### Exercise instructions
Copy out, word for word, the lines of the records between the line holding "required-marker: * bbox=[360, 2402, 367, 2418]" and the line holding "resize-handle-icon[interactable] bbox=[645, 2328, 652, 2334]", including both of those lines.

-- START Supplied information --

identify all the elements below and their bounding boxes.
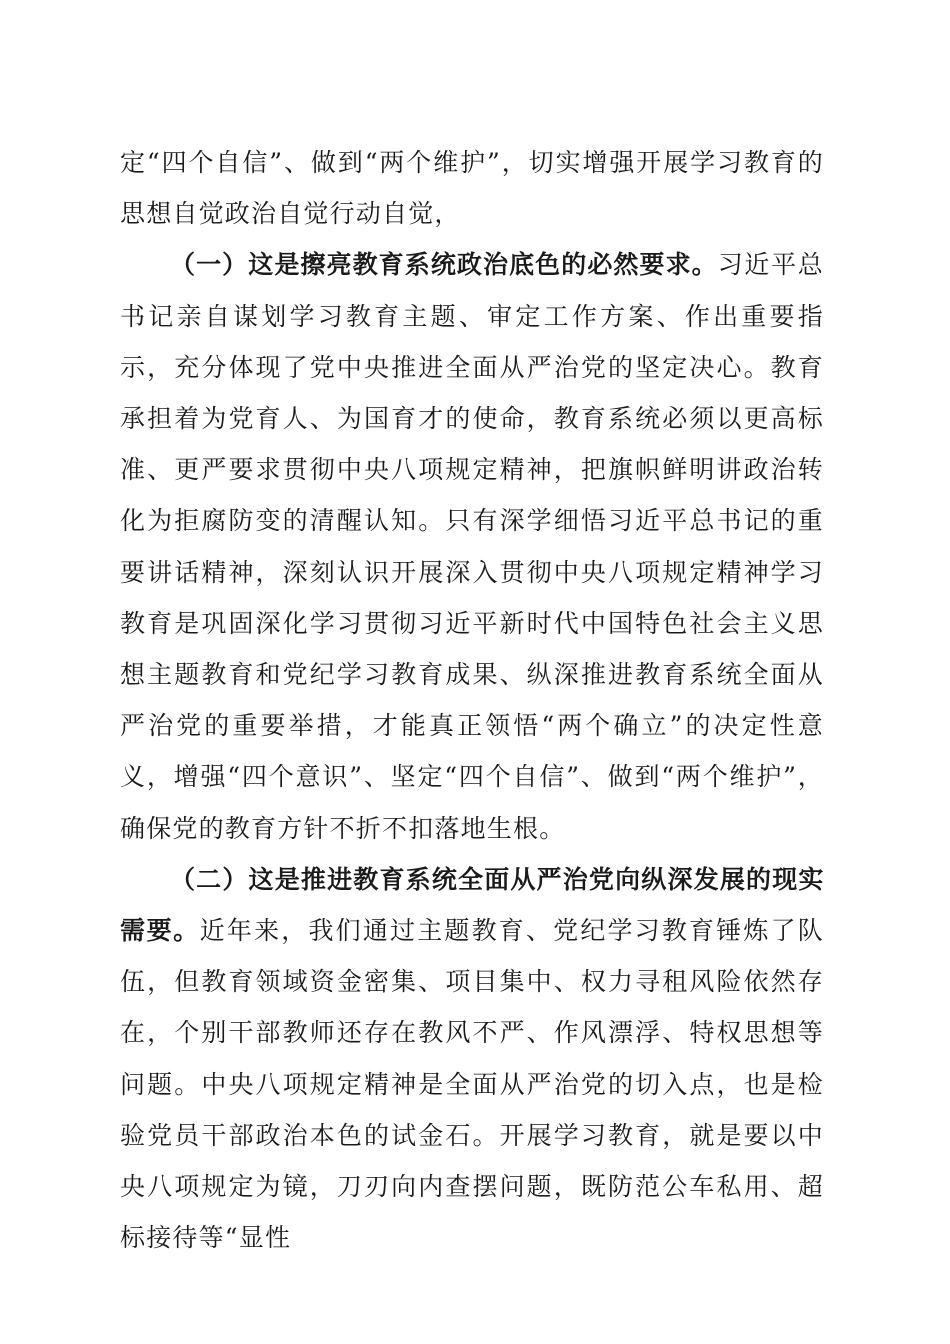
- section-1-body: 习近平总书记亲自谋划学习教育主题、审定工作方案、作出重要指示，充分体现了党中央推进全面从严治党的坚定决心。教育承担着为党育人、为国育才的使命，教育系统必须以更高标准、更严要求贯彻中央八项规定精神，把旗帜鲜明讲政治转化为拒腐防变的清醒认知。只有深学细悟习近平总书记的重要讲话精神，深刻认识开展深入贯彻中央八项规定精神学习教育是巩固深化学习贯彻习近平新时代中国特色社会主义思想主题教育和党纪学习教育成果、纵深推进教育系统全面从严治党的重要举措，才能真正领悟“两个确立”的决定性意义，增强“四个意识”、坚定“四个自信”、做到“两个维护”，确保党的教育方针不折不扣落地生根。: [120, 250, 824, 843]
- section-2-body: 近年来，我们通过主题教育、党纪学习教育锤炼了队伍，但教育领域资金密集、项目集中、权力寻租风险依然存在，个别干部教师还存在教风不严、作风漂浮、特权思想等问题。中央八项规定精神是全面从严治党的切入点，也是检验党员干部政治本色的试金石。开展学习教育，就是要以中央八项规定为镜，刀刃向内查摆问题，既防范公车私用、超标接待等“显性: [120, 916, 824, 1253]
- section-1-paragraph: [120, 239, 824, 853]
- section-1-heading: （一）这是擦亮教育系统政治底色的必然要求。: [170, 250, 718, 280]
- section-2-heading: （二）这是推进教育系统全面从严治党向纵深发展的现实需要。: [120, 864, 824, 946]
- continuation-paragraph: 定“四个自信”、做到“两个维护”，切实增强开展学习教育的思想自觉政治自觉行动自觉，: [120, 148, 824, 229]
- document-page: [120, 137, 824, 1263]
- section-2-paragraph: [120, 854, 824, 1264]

-- END Supplied information --
-- START Supplied information --

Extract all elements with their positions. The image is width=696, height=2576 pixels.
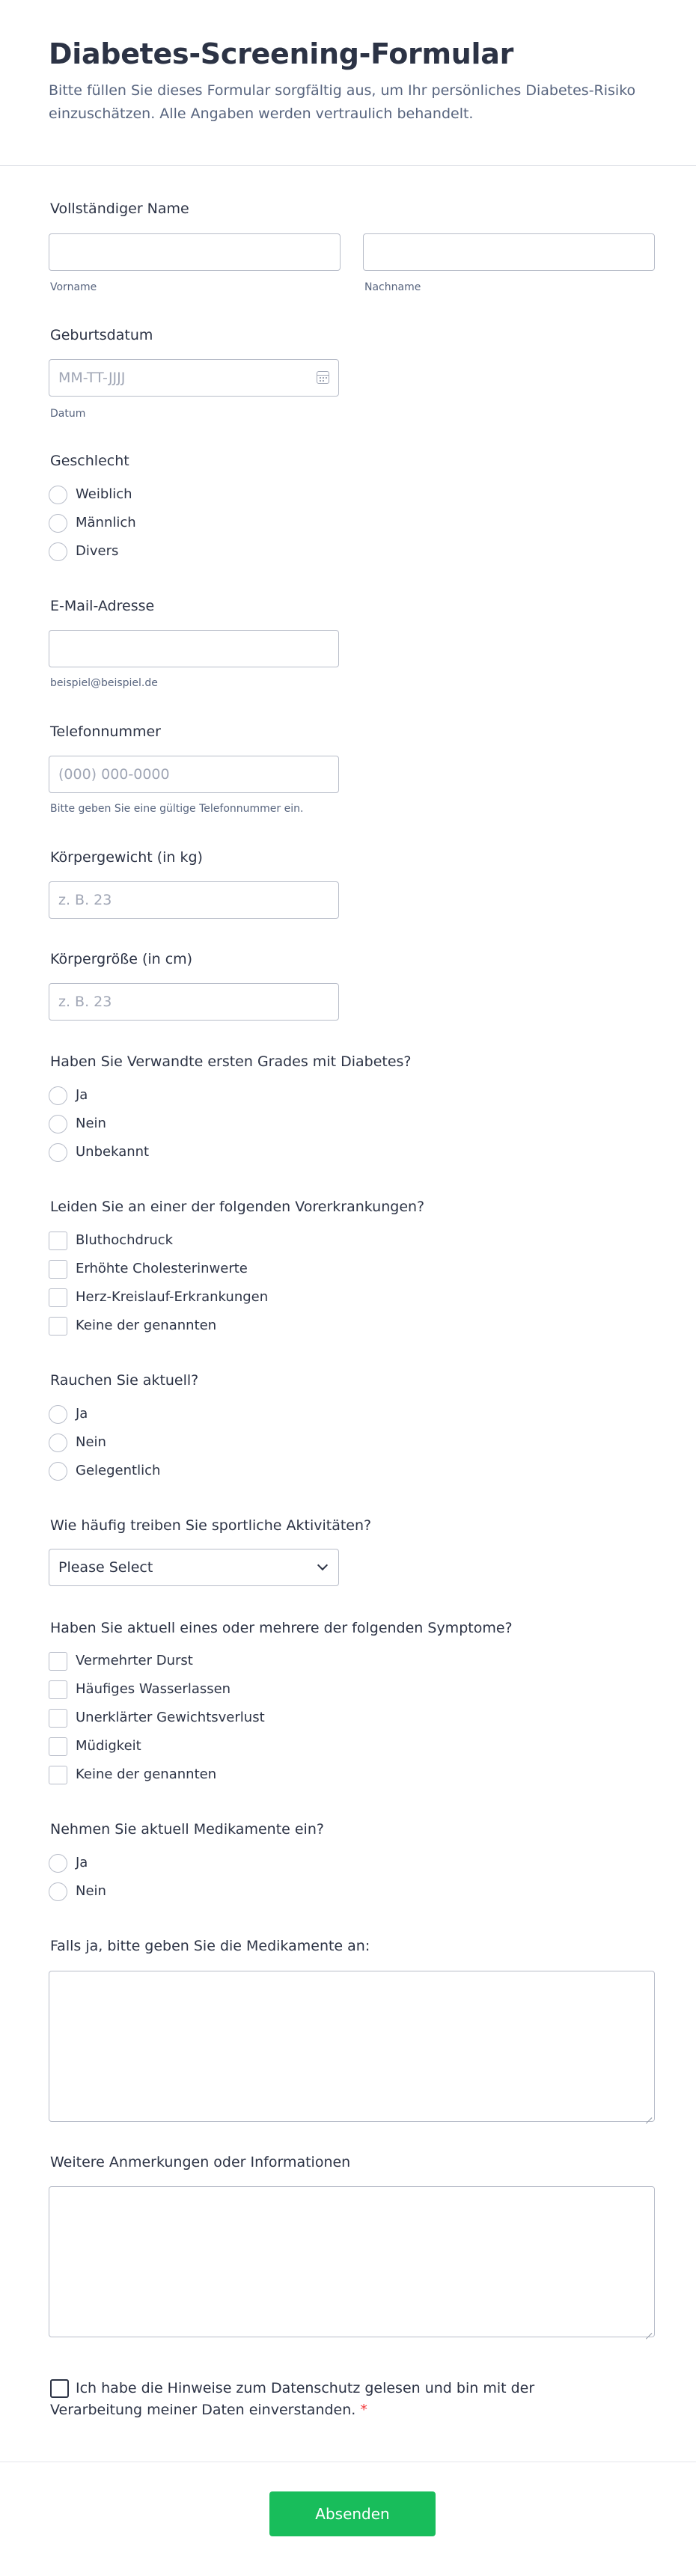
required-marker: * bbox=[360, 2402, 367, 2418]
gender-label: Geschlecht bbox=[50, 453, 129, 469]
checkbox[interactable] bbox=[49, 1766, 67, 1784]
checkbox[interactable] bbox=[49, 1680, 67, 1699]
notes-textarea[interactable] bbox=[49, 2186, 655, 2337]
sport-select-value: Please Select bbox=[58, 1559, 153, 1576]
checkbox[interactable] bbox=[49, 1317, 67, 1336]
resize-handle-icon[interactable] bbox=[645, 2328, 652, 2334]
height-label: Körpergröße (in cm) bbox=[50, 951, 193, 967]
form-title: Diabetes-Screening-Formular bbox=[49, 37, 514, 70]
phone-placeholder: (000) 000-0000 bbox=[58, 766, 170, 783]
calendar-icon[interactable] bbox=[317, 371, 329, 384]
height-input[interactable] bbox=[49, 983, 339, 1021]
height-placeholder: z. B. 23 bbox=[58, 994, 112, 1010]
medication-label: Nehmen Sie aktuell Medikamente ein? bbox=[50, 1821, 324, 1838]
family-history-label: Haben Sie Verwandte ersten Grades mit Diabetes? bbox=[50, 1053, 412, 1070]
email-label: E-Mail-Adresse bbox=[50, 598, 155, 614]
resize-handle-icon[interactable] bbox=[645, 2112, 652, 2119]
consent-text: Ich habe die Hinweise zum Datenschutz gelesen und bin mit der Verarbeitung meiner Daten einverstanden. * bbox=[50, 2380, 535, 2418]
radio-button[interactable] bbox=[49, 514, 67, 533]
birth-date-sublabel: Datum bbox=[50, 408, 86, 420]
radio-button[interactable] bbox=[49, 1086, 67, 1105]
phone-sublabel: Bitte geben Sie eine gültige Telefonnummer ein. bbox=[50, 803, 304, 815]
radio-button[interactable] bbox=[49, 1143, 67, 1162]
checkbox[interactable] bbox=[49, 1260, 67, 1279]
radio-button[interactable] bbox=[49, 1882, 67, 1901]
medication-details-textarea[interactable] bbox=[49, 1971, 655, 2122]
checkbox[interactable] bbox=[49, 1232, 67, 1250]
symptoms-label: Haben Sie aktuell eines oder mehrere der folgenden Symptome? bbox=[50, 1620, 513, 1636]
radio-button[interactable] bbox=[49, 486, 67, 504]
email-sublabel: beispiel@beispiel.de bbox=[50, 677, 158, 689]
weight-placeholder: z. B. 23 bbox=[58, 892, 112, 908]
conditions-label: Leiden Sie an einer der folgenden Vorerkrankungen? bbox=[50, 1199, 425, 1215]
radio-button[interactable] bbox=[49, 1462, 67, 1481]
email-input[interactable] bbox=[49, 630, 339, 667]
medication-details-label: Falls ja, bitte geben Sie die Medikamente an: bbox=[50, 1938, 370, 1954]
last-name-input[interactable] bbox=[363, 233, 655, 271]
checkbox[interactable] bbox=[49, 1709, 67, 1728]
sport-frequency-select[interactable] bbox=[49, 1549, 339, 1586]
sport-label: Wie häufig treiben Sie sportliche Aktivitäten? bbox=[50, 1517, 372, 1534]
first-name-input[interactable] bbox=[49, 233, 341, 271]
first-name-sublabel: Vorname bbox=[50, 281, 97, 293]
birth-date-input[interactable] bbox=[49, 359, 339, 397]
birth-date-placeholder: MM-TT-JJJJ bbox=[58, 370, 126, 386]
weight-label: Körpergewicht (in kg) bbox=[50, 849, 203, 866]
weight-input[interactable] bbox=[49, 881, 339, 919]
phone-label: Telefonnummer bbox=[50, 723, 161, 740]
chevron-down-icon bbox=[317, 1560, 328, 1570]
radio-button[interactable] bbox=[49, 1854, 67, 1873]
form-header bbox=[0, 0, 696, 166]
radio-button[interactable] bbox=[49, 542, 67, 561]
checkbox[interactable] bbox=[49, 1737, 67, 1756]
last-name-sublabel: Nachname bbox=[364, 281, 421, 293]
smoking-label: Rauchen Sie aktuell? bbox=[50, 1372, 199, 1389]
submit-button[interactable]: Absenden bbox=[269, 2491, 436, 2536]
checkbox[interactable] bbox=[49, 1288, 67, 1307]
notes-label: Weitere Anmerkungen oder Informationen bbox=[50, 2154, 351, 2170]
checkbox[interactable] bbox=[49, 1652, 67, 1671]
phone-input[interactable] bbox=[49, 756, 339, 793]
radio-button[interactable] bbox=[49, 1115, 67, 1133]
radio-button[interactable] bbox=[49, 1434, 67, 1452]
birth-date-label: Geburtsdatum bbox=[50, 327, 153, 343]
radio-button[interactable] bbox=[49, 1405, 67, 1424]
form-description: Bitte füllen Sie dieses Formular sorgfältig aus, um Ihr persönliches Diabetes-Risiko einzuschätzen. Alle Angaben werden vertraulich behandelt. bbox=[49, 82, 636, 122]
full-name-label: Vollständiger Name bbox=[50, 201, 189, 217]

-- END Supplied information --
-- START Supplied information --

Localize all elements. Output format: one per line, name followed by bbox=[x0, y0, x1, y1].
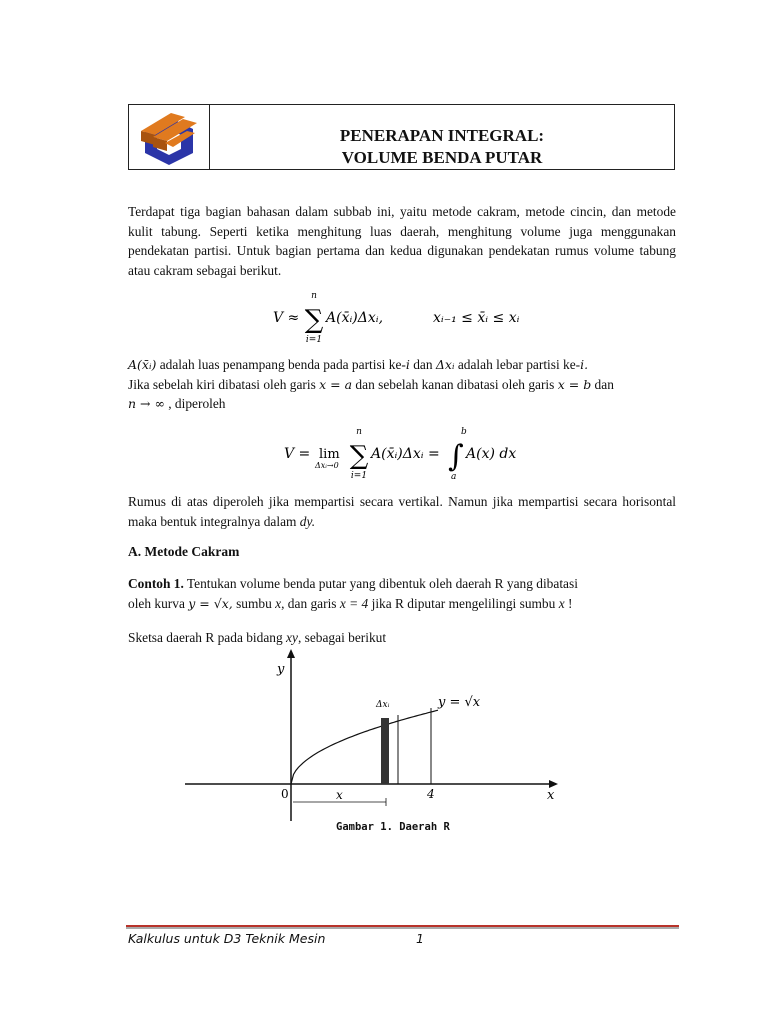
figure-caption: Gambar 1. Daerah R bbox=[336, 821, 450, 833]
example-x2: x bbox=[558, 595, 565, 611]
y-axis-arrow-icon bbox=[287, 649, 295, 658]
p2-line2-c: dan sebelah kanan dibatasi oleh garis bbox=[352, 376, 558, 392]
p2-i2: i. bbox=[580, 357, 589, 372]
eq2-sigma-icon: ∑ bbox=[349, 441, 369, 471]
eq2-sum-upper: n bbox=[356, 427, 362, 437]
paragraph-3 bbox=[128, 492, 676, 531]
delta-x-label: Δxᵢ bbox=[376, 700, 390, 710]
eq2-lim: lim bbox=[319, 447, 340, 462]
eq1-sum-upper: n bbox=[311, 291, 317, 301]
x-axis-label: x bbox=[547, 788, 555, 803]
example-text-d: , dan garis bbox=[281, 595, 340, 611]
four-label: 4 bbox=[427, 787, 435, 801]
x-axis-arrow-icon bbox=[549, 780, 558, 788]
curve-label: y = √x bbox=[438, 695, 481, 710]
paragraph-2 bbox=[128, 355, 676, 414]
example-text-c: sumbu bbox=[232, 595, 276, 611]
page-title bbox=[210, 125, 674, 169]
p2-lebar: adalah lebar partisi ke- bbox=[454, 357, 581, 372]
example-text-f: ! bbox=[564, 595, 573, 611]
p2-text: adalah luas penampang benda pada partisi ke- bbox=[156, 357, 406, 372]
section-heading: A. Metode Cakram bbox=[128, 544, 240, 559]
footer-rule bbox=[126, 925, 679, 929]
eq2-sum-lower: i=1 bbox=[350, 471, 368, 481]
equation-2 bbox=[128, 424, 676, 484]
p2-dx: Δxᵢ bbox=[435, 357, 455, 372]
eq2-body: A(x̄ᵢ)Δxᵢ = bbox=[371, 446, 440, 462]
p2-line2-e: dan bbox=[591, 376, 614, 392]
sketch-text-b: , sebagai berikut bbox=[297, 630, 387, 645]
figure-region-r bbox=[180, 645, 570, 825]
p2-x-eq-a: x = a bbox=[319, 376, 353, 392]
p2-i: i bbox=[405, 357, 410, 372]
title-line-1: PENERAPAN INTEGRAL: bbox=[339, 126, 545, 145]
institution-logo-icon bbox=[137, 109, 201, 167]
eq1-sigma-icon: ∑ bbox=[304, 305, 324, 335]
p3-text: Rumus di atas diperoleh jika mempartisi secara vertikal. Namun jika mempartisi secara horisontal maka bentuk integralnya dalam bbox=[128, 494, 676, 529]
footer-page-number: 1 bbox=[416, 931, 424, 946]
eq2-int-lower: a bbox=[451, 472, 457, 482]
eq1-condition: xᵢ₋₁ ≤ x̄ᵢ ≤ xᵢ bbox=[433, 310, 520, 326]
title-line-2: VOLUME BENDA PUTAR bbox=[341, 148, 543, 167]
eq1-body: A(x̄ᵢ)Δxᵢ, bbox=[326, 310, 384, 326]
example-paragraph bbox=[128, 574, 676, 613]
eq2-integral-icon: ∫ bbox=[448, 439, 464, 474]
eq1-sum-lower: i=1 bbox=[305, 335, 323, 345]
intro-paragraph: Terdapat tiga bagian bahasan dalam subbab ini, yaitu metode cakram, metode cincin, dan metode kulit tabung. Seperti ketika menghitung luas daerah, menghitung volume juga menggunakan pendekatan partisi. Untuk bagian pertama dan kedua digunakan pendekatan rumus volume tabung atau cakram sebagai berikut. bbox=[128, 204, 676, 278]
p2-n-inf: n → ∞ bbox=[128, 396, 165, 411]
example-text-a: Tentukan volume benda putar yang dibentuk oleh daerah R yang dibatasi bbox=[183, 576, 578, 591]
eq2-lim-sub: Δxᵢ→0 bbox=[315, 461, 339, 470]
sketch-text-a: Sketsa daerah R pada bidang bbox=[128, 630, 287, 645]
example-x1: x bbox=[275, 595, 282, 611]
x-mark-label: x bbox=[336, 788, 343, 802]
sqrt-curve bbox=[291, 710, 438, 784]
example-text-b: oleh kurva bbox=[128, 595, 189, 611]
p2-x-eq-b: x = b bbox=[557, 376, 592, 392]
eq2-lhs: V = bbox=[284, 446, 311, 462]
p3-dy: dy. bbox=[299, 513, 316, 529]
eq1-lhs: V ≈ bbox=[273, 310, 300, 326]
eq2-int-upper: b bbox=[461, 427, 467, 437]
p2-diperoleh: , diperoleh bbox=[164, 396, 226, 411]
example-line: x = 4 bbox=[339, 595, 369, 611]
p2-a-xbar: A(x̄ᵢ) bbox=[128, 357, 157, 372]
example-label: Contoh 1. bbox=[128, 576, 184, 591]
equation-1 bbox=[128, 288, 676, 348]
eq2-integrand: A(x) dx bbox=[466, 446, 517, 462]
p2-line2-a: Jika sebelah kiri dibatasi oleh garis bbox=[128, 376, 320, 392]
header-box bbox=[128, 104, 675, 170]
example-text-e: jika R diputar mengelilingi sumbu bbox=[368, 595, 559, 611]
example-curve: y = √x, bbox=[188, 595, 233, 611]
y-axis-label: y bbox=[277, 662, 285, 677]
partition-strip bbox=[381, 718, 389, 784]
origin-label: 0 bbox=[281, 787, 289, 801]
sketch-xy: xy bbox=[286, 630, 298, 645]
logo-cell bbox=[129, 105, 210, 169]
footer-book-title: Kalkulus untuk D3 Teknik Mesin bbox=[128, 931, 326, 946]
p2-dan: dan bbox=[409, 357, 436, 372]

-- END Supplied information --

### Completed exercise
required-marker: * bbox=[360, 2402, 367, 2418]
gender-label: Geschlecht bbox=[50, 453, 129, 469]
checkbox[interactable] bbox=[49, 1766, 67, 1784]
checkbox[interactable] bbox=[49, 1680, 67, 1699]
notes-textarea[interactable] bbox=[49, 2186, 655, 2337]
sport-select-value: Please Select bbox=[58, 1559, 153, 1576]
checkbox[interactable] bbox=[49, 1317, 67, 1336]
resize-handle-icon[interactable] bbox=[645, 2328, 652, 2334]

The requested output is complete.